- [What is expected]: Return all entries precisely as they stand, without the images.

----- Listed records

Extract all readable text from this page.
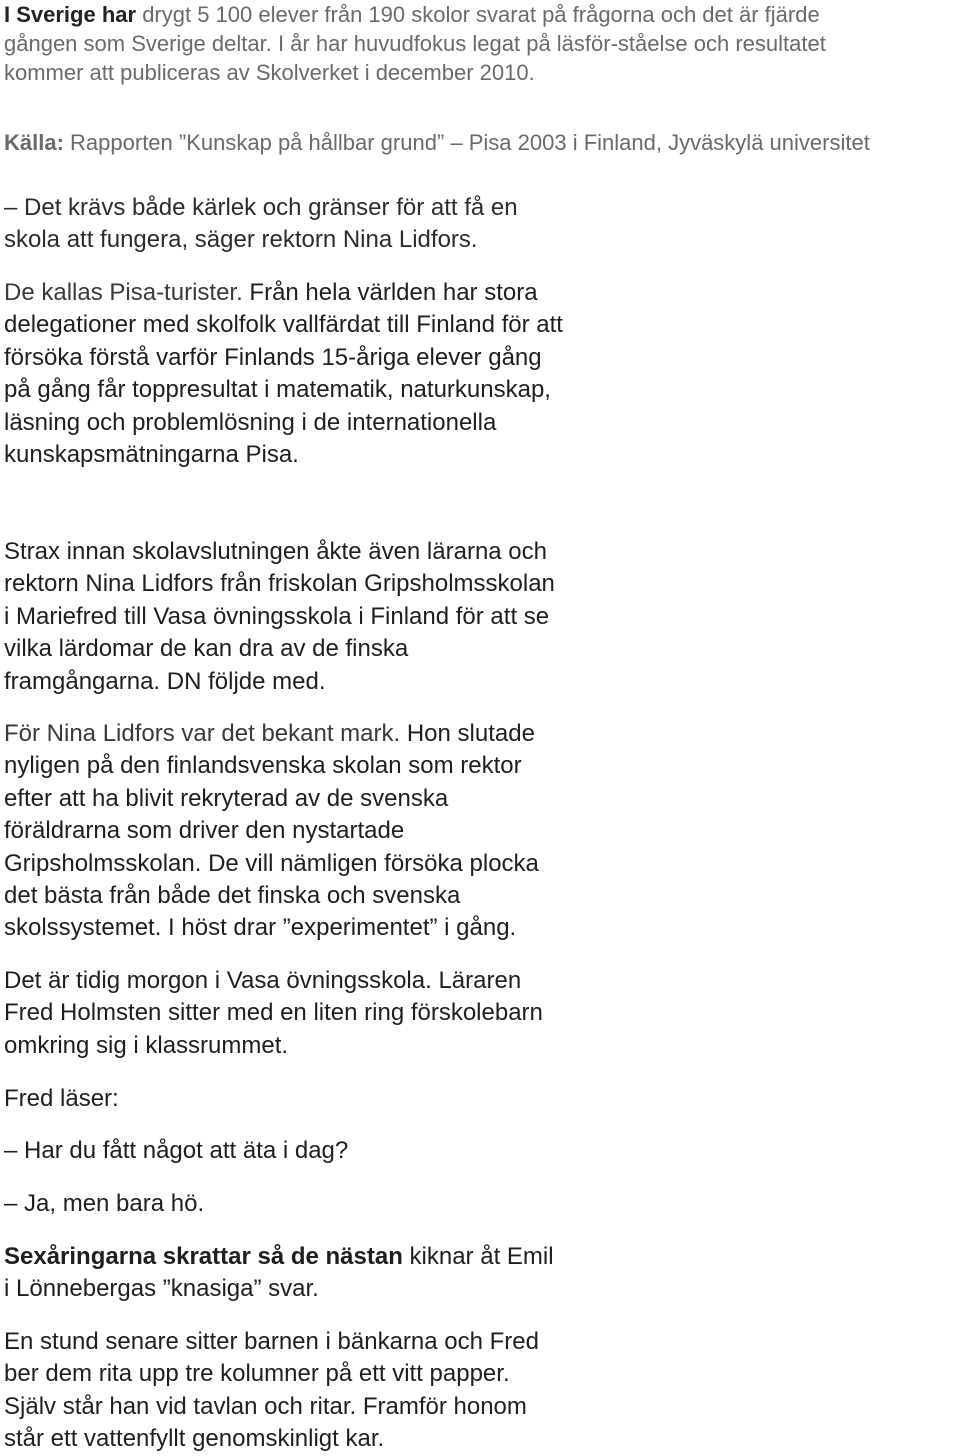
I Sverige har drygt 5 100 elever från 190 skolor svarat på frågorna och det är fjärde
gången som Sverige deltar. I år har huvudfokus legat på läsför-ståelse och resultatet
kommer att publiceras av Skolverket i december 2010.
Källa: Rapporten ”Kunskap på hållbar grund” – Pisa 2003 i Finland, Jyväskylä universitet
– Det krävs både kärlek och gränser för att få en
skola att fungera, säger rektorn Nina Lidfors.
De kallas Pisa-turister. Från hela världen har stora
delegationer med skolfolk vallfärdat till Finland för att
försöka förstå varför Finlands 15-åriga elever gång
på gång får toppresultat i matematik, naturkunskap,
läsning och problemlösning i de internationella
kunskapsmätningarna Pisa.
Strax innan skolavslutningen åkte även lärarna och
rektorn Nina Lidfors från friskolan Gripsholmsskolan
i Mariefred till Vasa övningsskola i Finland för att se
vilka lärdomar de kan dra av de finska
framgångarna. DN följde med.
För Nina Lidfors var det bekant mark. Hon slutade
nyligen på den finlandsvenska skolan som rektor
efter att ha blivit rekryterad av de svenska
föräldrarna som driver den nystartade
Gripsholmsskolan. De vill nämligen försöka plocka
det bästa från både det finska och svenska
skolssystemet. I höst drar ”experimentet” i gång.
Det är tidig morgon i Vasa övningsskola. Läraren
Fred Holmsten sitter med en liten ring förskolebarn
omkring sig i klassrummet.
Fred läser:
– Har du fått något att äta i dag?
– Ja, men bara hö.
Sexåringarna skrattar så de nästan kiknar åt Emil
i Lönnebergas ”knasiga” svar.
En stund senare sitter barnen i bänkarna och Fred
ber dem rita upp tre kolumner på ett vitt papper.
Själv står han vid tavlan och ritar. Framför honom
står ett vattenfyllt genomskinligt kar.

----------

- [Solution for this exercise]:
Extract all readable text from this page.
I Sverige har drygt 5 100 elever från 190 skolor svarat på frågorna och det är fjärde
gången som Sverige deltar. I år har huvudfokus legat på läsför-ståelse och resultatet
kommer att publiceras av Skolverket i december 2010.
Källa: Rapporten ”Kunskap på hållbar grund” – Pisa 2003 i Finland, Jyväskylä universitet
– Det krävs både kärlek och gränser för att få en
skola att fungera, säger rektorn Nina Lidfors.
De kallas Pisa-turister. Från hela världen har stora
delegationer med skolfolk vallfärdat till Finland för att
försöka förstå varför Finlands 15-åriga elever gång
på gång får toppresultat i matematik, naturkunskap,
läsning och problemlösning i de internationella
kunskapsmätningarna Pisa.
Strax innan skolavslutningen åkte även lärarna och
rektorn Nina Lidfors från friskolan Gripsholmsskolan
i Mariefred till Vasa övningsskola i Finland för att se
vilka lärdomar de kan dra av de finska
framgångarna. DN följde med.
För Nina Lidfors var det bekant mark. Hon slutade
nyligen på den finlandsvenska skolan som rektor
efter att ha blivit rekryterad av de svenska
föräldrarna som driver den nystartade
Gripsholmsskolan. De vill nämligen försöka plocka
det bästa från både det finska och svenska
skolssystemet. I höst drar ”experimentet” i gång.
Det är tidig morgon i Vasa övningsskola. Läraren
Fred Holmsten sitter med en liten ring förskolebarn
omkring sig i klassrummet.
Fred läser:
– Har du fått något att äta i dag?
– Ja, men bara hö.
Sexåringarna skrattar så de nästan kiknar åt Emil
i Lönnebergas ”knasiga” svar.
En stund senare sitter barnen i bänkarna och Fred
ber dem rita upp tre kolumner på ett vitt papper.
Själv står han vid tavlan och ritar. Framför honom
står ett vattenfyllt genomskinligt kar.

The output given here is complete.